**Short task**
Write out the listing exactly as it is given.

"""

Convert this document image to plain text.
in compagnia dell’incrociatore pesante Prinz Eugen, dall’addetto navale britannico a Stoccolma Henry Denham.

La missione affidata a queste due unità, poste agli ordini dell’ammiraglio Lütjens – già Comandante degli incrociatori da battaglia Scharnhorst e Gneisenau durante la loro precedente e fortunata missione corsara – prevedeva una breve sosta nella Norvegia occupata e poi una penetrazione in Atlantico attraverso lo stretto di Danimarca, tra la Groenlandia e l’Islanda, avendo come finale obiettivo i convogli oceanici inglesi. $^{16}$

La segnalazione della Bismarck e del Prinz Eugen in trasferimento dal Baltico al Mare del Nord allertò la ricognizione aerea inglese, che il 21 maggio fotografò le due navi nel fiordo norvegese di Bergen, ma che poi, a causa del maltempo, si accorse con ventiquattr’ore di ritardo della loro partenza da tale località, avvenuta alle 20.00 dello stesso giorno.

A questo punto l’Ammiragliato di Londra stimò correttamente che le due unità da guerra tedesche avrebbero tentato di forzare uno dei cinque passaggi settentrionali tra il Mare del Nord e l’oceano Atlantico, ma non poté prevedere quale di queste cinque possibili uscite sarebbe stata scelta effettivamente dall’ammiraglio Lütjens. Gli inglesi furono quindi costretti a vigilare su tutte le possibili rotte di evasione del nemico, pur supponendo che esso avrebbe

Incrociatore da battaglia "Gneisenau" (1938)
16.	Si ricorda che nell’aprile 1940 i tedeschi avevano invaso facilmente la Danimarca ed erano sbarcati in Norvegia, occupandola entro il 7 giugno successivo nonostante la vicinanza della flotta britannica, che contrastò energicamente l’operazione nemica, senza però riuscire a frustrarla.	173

"""

**Expected answer**
Convert this document image to plain text.
in compagnia dell’incrociatore pesante Prinz Eugen, dall’addetto navale britannico a Stoccolma Henry Denham.

La missione affidata a queste due unità, poste agli ordini dell’ammiraglio Lütjens – già Comandante degli incrociatori da battaglia Scharnhorst e Gneisenau durante la loro precedente e fortunata missione corsara – prevedeva una breve sosta nella Norvegia occupata e poi una penetrazione in Atlantico attraverso lo stretto di Danimarca, tra la Groenlandia e l’Islanda, avendo come finale obiettivo i convogli oceanici inglesi. $^{16}$

La segnalazione della Bismarck e del Prinz Eugen in trasferimento dal Baltico al Mare del Nord allertò la ricognizione aerea inglese, che il 21 maggio fotografò le due navi nel fiordo norvegese di Bergen, ma che poi, a causa del maltempo, si accorse con ventiquattr’ore di ritardo della loro partenza da tale località, avvenuta alle 20.00 dello stesso giorno.

A questo punto l’Ammiragliato di Londra stimò correttamente che le due unità da guerra tedesche avrebbero tentato di forzare uno dei cinque passaggi settentrionali tra il Mare del Nord e l’oceano Atlantico, ma non poté prevedere quale di queste cinque possibili uscite sarebbe stata scelta effettivamente dall’ammiraglio Lütjens. Gli inglesi furono quindi costretti a vigilare su tutte le possibili rotte di evasione del nemico, pur supponendo che esso avrebbe

Incrociatore da battaglia "Gneisenau" (1938)
16.	Si ricorda che nell’aprile 1940 i tedeschi avevano invaso facilmente la Danimarca ed erano sbarcati in Norvegia, occupandola entro il 7 giugno successivo nonostante la vicinanza della flotta britannica, che contrastò energicamente l’operazione nemica, senza però riuscire a frustrarla.	173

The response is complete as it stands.